Exercise: Put the rows below, from the line with "List all visible" to the line with "x-tick-label: 2060 bbox=[536, 404, 561, 415]", into a JSON list of strings with one string per line and no blank lines.

--- begin Data for the task ---

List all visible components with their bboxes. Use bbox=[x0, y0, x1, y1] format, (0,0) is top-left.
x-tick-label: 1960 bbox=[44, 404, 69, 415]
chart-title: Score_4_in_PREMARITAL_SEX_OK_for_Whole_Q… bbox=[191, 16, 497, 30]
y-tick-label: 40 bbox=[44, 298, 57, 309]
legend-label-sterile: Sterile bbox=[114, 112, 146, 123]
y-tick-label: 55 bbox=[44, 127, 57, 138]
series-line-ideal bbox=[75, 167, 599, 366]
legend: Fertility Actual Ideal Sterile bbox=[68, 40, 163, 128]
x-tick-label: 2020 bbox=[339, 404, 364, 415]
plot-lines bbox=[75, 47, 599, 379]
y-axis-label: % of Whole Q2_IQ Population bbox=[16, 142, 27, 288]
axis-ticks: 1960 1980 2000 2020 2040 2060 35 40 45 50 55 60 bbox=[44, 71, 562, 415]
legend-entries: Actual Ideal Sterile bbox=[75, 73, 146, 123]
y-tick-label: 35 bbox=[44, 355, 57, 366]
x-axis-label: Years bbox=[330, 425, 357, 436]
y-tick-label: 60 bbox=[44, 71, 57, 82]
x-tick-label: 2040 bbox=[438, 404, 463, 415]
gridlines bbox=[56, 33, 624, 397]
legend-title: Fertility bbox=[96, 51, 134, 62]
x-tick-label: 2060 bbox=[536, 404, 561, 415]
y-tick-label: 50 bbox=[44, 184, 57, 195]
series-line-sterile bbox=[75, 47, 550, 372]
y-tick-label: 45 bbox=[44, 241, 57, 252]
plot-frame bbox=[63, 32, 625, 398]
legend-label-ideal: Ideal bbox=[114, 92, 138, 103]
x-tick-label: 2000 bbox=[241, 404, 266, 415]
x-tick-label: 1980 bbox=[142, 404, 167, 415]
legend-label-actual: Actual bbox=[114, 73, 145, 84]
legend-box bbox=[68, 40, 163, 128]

--- end Data for the task ---
--- begin Data for the task ---

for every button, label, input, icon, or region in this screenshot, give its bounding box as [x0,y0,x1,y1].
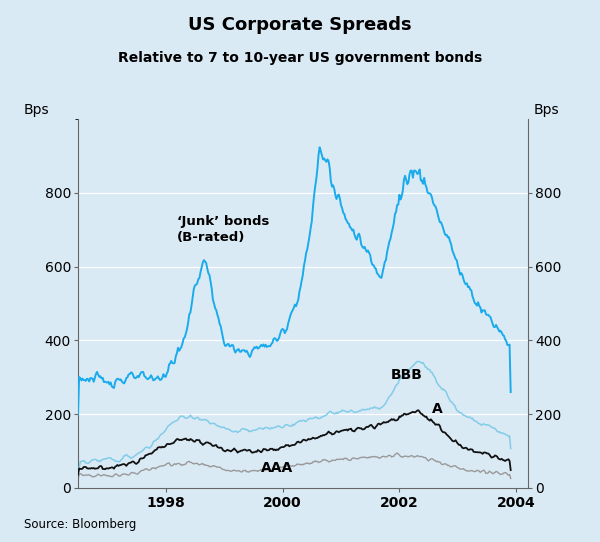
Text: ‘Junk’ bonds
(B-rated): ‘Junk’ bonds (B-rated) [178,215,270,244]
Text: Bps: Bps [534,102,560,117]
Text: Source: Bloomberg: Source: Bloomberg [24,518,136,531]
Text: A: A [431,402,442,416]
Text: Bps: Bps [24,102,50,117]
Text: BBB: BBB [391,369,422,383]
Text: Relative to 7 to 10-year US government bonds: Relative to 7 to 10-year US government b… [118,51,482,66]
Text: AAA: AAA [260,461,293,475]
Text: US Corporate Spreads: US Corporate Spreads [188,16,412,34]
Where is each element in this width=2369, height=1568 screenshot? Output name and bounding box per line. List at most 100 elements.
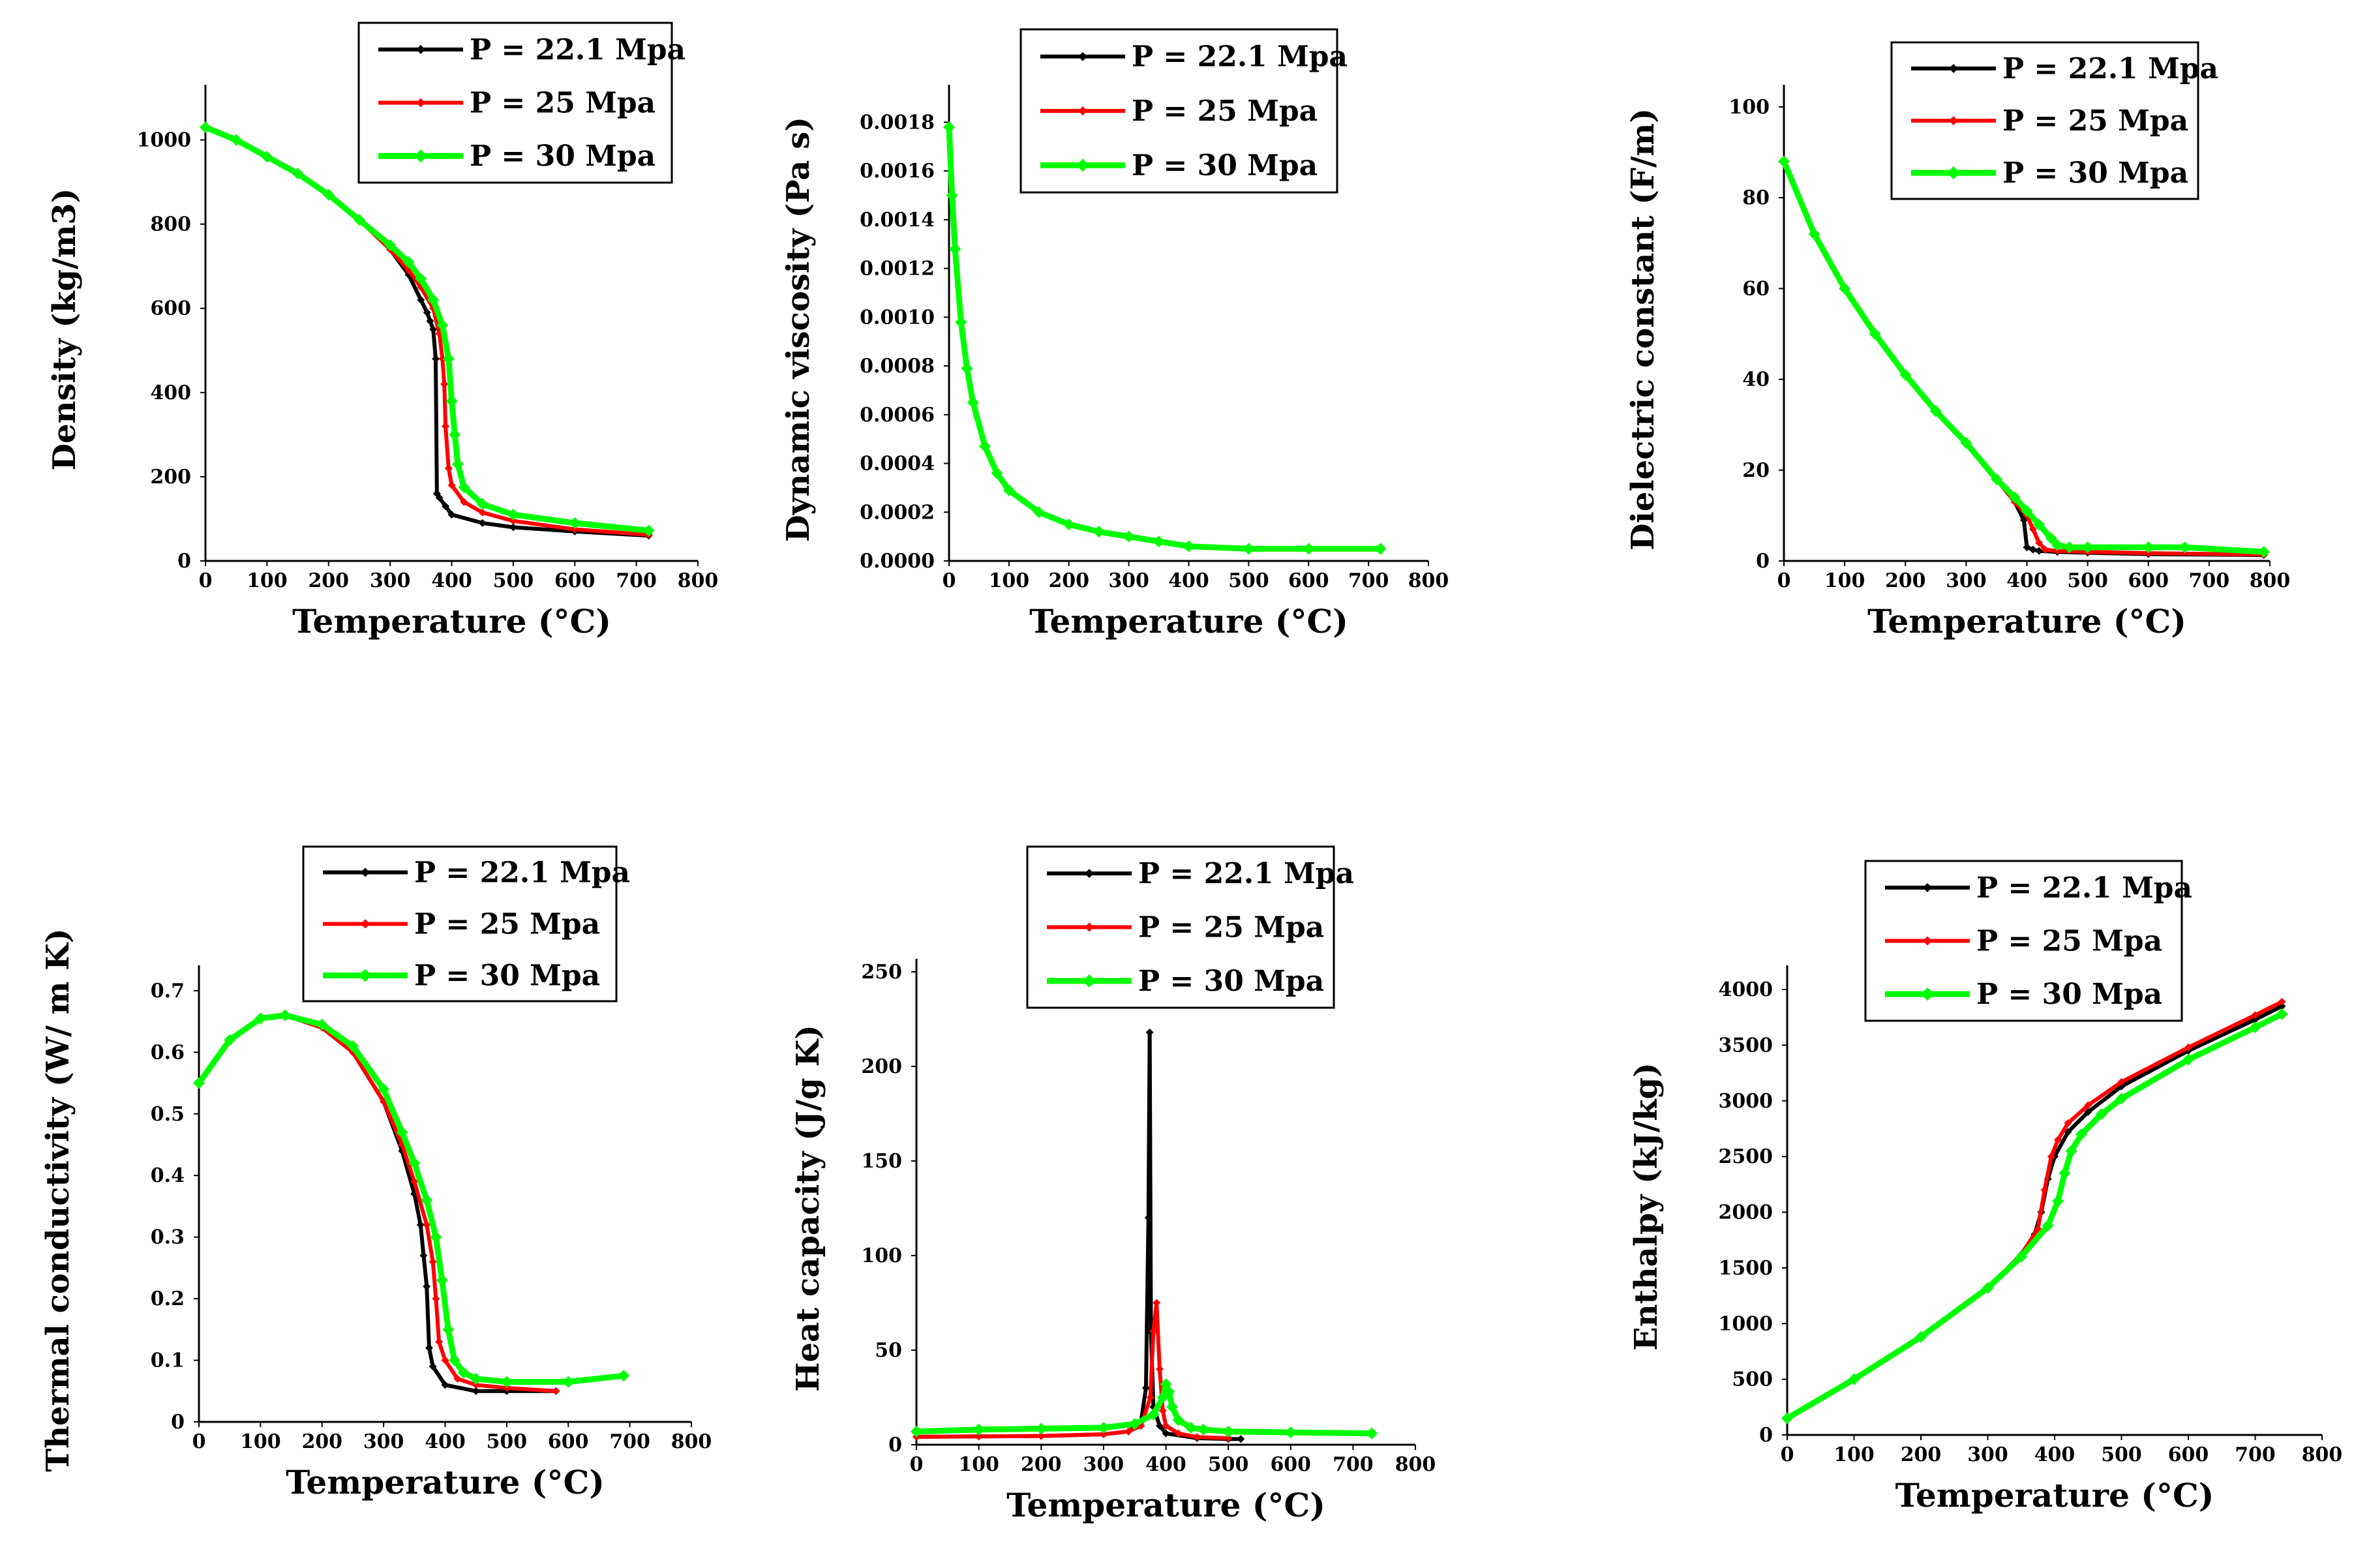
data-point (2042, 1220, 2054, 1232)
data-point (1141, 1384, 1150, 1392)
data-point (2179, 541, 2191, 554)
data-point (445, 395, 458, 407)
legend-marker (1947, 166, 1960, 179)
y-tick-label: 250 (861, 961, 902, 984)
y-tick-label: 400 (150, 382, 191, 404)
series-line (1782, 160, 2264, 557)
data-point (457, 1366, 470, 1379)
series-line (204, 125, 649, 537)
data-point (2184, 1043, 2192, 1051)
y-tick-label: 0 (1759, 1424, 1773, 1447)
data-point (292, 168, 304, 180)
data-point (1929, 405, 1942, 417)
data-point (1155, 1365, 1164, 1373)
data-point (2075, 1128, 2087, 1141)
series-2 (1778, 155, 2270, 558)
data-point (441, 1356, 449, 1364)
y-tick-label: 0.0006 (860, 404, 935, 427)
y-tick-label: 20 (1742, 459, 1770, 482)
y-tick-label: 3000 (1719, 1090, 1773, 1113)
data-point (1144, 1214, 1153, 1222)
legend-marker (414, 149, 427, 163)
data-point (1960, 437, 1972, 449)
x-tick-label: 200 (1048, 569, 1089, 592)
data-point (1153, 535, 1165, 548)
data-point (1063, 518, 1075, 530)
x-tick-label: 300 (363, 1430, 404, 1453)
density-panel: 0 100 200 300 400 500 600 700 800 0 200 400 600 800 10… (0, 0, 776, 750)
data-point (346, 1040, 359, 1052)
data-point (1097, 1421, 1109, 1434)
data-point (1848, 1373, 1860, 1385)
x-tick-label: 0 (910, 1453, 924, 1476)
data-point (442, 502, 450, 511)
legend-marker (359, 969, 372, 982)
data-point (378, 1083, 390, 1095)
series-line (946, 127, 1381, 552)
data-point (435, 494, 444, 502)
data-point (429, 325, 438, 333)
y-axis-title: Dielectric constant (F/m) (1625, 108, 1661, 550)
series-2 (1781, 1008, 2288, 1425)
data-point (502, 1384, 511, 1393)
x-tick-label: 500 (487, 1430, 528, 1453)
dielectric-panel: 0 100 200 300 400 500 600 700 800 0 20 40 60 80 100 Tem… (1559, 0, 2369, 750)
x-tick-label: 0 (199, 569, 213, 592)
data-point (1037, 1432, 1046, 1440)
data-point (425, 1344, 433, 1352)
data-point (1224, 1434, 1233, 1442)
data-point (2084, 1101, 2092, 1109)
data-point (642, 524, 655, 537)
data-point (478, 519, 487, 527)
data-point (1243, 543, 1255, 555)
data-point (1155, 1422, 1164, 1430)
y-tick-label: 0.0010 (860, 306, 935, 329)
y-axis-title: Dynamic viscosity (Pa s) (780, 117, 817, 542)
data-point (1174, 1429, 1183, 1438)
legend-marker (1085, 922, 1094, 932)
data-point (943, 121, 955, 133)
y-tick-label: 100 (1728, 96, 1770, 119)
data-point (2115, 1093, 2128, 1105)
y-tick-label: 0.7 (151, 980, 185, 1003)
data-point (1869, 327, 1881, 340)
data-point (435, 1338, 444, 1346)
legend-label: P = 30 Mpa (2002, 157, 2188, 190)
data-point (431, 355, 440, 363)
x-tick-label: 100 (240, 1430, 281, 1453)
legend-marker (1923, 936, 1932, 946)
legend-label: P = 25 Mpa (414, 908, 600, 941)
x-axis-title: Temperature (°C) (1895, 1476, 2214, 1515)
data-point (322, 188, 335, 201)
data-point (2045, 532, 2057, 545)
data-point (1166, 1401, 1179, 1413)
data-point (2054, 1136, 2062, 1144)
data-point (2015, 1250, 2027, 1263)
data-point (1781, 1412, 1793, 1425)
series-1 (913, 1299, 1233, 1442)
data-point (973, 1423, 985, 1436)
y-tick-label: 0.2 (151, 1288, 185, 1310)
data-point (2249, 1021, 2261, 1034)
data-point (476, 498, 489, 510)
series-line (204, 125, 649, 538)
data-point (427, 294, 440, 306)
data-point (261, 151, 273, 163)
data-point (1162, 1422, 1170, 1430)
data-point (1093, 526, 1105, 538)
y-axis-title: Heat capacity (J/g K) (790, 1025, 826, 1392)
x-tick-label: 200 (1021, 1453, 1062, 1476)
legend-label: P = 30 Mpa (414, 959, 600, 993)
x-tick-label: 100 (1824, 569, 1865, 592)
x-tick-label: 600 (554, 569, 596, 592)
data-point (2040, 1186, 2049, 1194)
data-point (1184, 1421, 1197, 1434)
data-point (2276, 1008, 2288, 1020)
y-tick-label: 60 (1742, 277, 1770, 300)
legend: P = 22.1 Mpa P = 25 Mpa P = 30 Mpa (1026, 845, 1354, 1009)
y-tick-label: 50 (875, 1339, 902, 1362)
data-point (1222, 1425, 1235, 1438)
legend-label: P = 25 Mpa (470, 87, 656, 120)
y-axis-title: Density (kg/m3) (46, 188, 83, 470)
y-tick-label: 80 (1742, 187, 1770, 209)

--- end Data for the task ---
--- begin Data for the task ---

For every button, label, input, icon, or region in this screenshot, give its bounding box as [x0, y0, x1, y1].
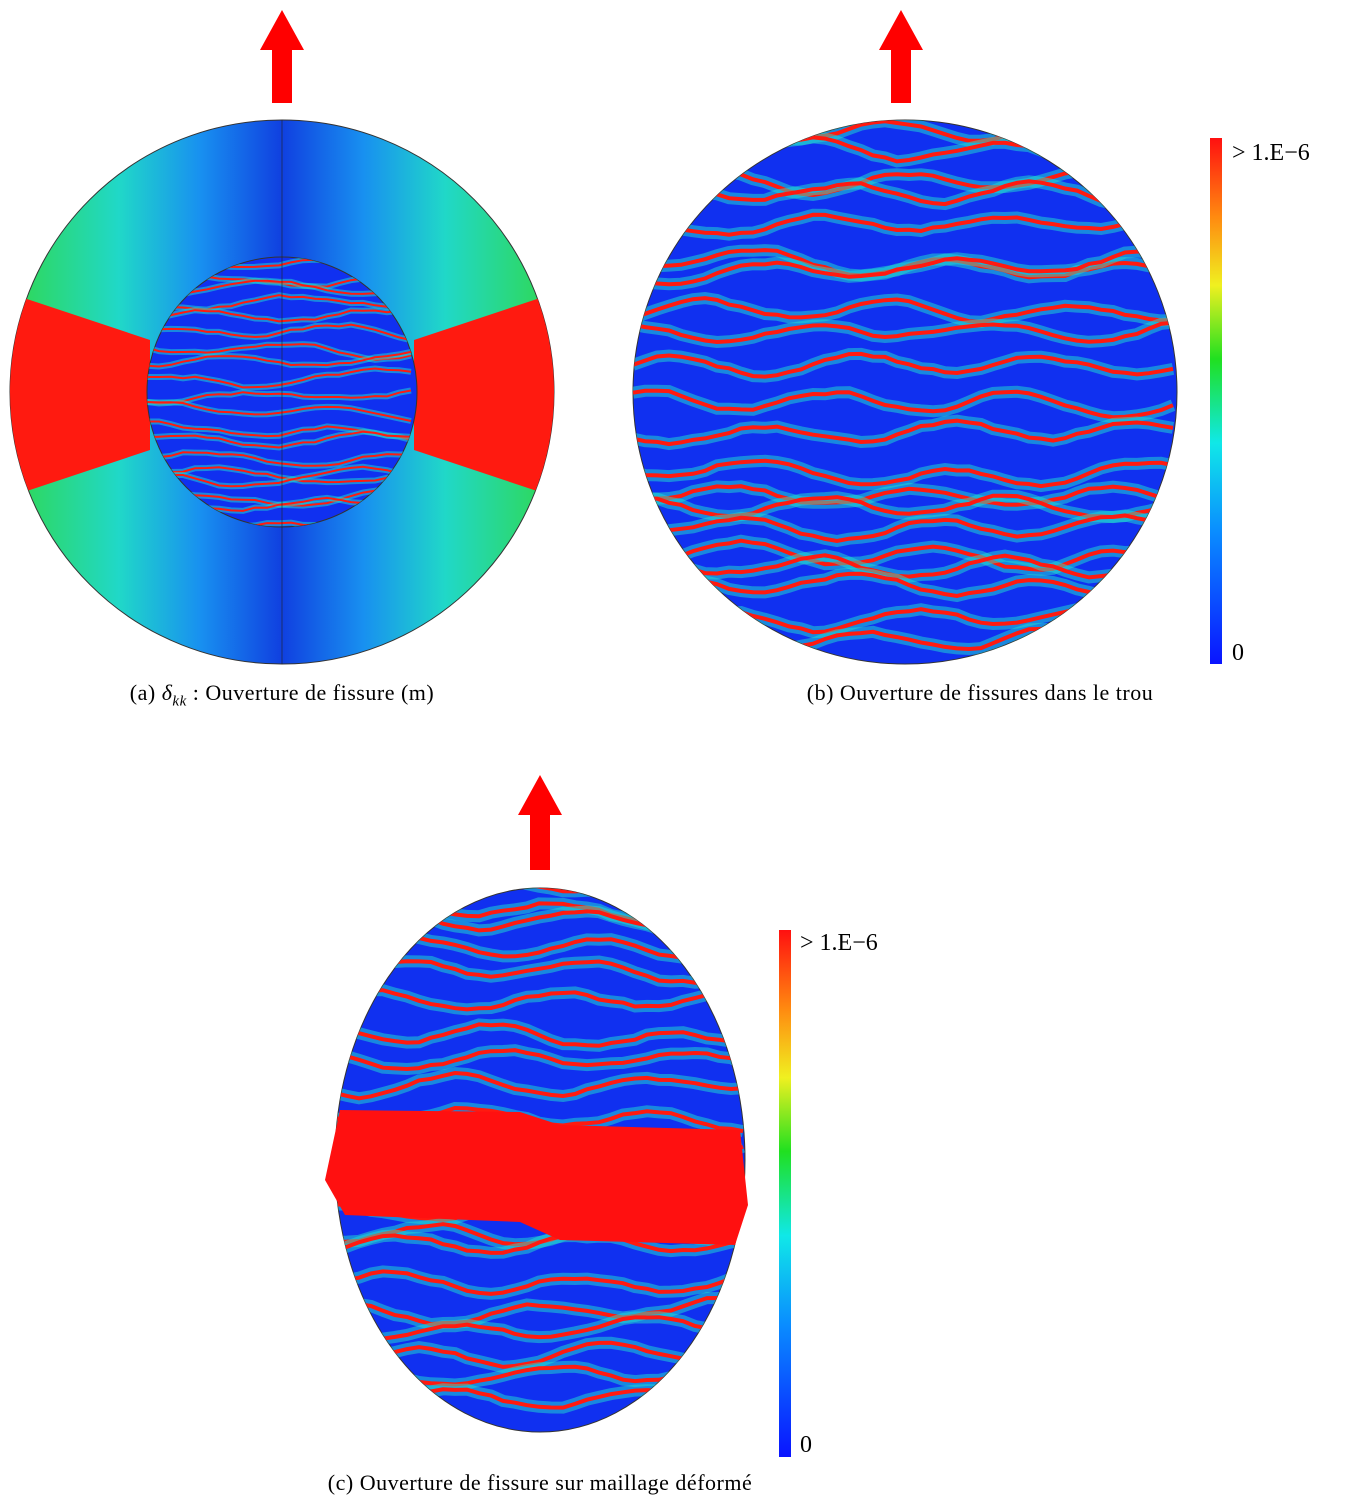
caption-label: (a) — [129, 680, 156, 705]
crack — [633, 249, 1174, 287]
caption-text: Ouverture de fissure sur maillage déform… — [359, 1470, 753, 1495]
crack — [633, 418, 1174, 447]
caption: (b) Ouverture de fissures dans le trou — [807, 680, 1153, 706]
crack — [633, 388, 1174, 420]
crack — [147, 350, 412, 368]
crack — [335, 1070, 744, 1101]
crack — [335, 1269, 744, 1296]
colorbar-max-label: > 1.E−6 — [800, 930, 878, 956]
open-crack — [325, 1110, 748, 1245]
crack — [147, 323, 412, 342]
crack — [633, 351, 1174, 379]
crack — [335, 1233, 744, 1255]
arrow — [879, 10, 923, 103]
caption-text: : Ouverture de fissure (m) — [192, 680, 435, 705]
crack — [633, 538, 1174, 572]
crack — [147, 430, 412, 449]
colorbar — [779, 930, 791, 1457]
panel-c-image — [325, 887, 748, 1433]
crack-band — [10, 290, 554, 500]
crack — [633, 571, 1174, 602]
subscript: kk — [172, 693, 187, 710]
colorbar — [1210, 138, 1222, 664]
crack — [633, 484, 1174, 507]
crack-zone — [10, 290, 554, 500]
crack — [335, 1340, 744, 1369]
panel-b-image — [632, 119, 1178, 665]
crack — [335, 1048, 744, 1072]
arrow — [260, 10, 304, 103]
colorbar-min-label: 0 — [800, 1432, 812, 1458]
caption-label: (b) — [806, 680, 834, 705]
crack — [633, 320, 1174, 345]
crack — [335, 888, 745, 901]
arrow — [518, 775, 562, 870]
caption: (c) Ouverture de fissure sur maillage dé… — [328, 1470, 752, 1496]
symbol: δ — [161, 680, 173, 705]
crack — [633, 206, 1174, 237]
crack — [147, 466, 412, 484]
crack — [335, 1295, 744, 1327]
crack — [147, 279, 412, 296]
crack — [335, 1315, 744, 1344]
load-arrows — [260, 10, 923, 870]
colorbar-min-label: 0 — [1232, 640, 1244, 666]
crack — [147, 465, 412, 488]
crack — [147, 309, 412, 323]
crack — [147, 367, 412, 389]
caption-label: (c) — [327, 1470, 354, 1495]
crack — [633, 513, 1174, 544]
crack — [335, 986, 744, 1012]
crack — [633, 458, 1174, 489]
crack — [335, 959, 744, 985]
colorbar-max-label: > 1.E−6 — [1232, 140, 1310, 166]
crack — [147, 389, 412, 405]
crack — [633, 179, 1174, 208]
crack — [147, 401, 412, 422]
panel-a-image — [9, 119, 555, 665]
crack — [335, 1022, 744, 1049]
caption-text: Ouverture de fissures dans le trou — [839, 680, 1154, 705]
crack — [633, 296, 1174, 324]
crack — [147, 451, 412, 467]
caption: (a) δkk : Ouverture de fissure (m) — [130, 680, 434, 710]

--- end Data for the task ---

Task output:
[
  "List all visible components with their bboxes. Use bbox=[x0, y0, x1, y1] format, (0,0) is top-left.",
  "x-tick-label: 1960 bbox=[44, 404, 69, 415]",
  "chart-title: Score_4_in_PREMARITAL_SEX_OK_for_Whole_Q… bbox=[191, 16, 497, 30]",
  "y-tick-label: 40 bbox=[44, 298, 57, 309]",
  "legend-label-sterile: Sterile bbox=[114, 112, 146, 123]",
  "y-tick-label: 55 bbox=[44, 127, 57, 138]",
  "series-line-ideal bbox=[75, 167, 599, 366]",
  "legend: Fertility Actual Ideal Sterile bbox=[68, 40, 163, 128]",
  "x-tick-label: 2020 bbox=[339, 404, 364, 415]",
  "plot-lines bbox=[75, 47, 599, 379]",
  "y-axis-label: % of Whole Q2_IQ Population bbox=[16, 142, 27, 288]",
  "axis-ticks: 1960 1980 2000 2020 2040 2060 35 40 45 50 55 60 bbox=[44, 71, 562, 415]",
  "legend-entries: Actual Ideal Sterile bbox=[75, 73, 146, 123]",
  "y-tick-label: 35 bbox=[44, 355, 57, 366]",
  "x-axis-label: Years bbox=[330, 425, 357, 436]",
  "y-tick-label: 60 bbox=[44, 71, 57, 82]",
  "x-tick-label: 2040 bbox=[438, 404, 463, 415]",
  "gridlines bbox=[56, 33, 624, 397]",
  "legend-title: Fertility bbox=[96, 51, 134, 62]",
  "x-tick-label: 2060 bbox=[536, 404, 561, 415]"
]